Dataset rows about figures
::::

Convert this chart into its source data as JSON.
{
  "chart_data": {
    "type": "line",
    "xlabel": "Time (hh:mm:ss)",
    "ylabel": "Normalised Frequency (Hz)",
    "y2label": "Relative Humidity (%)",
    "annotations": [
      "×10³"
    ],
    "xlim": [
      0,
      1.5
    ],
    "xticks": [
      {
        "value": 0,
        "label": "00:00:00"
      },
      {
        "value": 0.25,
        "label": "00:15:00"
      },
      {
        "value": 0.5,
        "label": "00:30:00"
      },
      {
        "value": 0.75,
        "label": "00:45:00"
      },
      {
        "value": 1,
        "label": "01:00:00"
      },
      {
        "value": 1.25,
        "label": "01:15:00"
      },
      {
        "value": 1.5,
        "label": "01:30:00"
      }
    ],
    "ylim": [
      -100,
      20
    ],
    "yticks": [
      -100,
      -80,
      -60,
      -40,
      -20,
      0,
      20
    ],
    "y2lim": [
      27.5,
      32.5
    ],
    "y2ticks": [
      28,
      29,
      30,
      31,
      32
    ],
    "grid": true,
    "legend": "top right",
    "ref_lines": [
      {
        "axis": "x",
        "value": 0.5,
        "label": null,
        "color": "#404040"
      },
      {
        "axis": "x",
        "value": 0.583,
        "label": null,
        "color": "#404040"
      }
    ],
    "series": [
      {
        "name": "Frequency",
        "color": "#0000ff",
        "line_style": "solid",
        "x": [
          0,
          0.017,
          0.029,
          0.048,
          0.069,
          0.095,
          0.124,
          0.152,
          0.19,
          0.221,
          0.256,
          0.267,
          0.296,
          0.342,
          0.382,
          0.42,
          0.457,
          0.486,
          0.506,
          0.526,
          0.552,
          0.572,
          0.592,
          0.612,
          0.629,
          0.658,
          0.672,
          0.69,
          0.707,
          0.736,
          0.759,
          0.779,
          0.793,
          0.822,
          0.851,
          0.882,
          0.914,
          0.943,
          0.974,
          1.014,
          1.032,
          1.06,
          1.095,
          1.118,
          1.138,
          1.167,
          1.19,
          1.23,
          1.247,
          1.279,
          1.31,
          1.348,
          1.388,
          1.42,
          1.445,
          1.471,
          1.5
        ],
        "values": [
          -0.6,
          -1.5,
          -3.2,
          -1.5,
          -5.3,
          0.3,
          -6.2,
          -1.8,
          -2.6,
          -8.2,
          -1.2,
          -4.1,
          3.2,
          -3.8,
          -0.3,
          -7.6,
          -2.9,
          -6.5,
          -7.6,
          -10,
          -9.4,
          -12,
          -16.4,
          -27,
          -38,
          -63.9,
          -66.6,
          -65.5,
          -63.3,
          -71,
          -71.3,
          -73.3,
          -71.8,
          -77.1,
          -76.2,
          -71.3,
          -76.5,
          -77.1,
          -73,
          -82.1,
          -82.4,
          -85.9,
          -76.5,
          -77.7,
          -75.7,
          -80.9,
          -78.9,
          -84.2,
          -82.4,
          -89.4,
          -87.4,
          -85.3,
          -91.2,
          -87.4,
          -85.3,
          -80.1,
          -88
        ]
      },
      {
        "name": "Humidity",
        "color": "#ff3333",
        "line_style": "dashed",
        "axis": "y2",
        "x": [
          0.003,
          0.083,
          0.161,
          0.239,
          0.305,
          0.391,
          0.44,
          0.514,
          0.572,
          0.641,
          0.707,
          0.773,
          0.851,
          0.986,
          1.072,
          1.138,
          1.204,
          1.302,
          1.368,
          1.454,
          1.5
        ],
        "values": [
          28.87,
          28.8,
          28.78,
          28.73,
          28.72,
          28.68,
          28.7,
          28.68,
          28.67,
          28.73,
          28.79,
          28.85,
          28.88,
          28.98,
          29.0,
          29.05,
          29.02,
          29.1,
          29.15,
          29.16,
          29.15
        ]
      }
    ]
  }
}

::::

> Short problem
Extract every entry in the listing word for word.

> The solution
Convert this chart into its source data as JSON.
{
  "chart_data": {
    "type": "line",
    "xlabel": "Time (hh:mm:ss)",
    "ylabel": "Normalised Frequency (Hz)",
    "y2label": "Relative Humidity (%)",
    "annotations": [
      "×10³"
    ],
    "xlim": [
      0,
      1.5
    ],
    "xticks": [
      {
        "value": 0,
        "label": "00:00:00"
      },
      {
        "value": 0.25,
        "label": "00:15:00"
      },
      {
        "value": 0.5,
        "label": "00:30:00"
      },
      {
        "value": 0.75,
        "label": "00:45:00"
      },
      {
        "value": 1,
        "label": "01:00:00"
      },
      {
        "value": 1.25,
        "label": "01:15:00"
      },
      {
        "value": 1.5,
        "label": "01:30:00"
      }
    ],
    "ylim": [
      -100,
      20
    ],
    "yticks": [
      -100,
      -80,
      -60,
      -40,
      -20,
      0,
      20
    ],
    "y2lim": [
      27.5,
      32.5
    ],
    "y2ticks": [
      28,
      29,
      30,
      31,
      32
    ],
    "grid": true,
    "legend": "top right",
    "ref_lines": [
      {
        "axis": "x",
        "value": 0.5,
        "label": null,
        "color": "#404040"
      },
      {
        "axis": "x",
        "value": 0.583,
        "label": null,
        "color": "#404040"
      }
    ],
    "series": [
      {
        "name": "Frequency",
        "color": "#0000ff",
        "line_style": "solid",
        "x": [
          0,
          0.017,
          0.029,
          0.048,
          0.069,
          0.095,
          0.124,
          0.152,
          0.19,
          0.221,
          0.256,
          0.267,
          0.296,
          0.342,
          0.382,
          0.42,
          0.457,
          0.486,
          0.506,
          0.526,
          0.552,
          0.572,
          0.592,
          0.612,
          0.629,
          0.658,
          0.672,
          0.69,
          0.707,
          0.736,
          0.759,
          0.779,
          0.793,
          0.822,
          0.851,
          0.882,
          0.914,
          0.943,
          0.974,
          1.014,
          1.032,
          1.06,
          1.095,
          1.118,
          1.138,
          1.167,
          1.19,
          1.23,
          1.247,
          1.279,
          1.31,
          1.348,
          1.388,
          1.42,
          1.445,
          1.471,
          1.5
        ],
        "values": [
          -0.6,
          -1.5,
          -3.2,
          -1.5,
          -5.3,
          0.3,
          -6.2,
          -1.8,
          -2.6,
          -8.2,
          -1.2,
          -4.1,
          3.2,
          -3.8,
          -0.3,
          -7.6,
          -2.9,
          -6.5,
          -7.6,
          -10,
          -9.4,
          -12,
          -16.4,
          -27,
          -38,
          -63.9,
          -66.6,
          -65.5,
          -63.3,
          -71,
          -71.3,
          -73.3,
          -71.8,
          -77.1,
          -76.2,
          -71.3,
          -76.5,
          -77.1,
          -73,
          -82.1,
          -82.4,
          -85.9,
          -76.5,
          -77.7,
          -75.7,
          -80.9,
          -78.9,
          -84.2,
          -82.4,
          -89.4,
          -87.4,
          -85.3,
          -91.2,
          -87.4,
          -85.3,
          -80.1,
          -88
        ]
      },
      {
        "name": "Humidity",
        "color": "#ff3333",
        "line_style": "dashed",
        "axis": "y2",
        "x": [
          0.003,
          0.083,
          0.161,
          0.239,
          0.305,
          0.391,
          0.44,
          0.514,
          0.572,
          0.641,
          0.707,
          0.773,
          0.851,
          0.986,
          1.072,
          1.138,
          1.204,
          1.302,
          1.368,
          1.454,
          1.5
        ],
        "values": [
          28.87,
          28.8,
          28.78,
          28.73,
          28.72,
          28.68,
          28.7,
          28.68,
          28.67,
          28.73,
          28.79,
          28.85,
          28.88,
          28.98,
          29.0,
          29.05,
          29.02,
          29.1,
          29.15,
          29.16,
          29.15
        ]
      }
    ]
  }
}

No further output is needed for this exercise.